## Begin Record excerpts

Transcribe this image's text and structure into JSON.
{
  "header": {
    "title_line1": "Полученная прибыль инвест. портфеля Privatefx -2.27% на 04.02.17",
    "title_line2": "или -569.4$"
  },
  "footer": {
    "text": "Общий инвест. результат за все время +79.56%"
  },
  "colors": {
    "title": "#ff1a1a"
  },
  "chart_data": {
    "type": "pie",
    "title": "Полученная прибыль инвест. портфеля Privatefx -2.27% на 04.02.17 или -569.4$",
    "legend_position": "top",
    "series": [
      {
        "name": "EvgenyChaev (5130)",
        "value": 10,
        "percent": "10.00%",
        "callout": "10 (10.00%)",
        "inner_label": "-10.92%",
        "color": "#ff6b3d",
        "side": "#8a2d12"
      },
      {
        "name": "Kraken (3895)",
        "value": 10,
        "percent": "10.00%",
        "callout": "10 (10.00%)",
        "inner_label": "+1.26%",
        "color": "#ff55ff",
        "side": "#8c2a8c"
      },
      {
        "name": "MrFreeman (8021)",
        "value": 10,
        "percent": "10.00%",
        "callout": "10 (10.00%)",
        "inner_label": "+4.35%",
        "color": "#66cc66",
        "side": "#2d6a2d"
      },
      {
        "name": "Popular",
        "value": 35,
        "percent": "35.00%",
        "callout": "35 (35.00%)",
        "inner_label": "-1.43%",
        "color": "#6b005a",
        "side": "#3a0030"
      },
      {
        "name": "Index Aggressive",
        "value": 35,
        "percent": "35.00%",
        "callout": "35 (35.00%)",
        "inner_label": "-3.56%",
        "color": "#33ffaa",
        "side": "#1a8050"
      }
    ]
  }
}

## End Record excerpts

» **Your goal**: What is the number of lines in this listing that contain the word "инвест"? Answer with that number and nothing else.

» **Expected output**: 3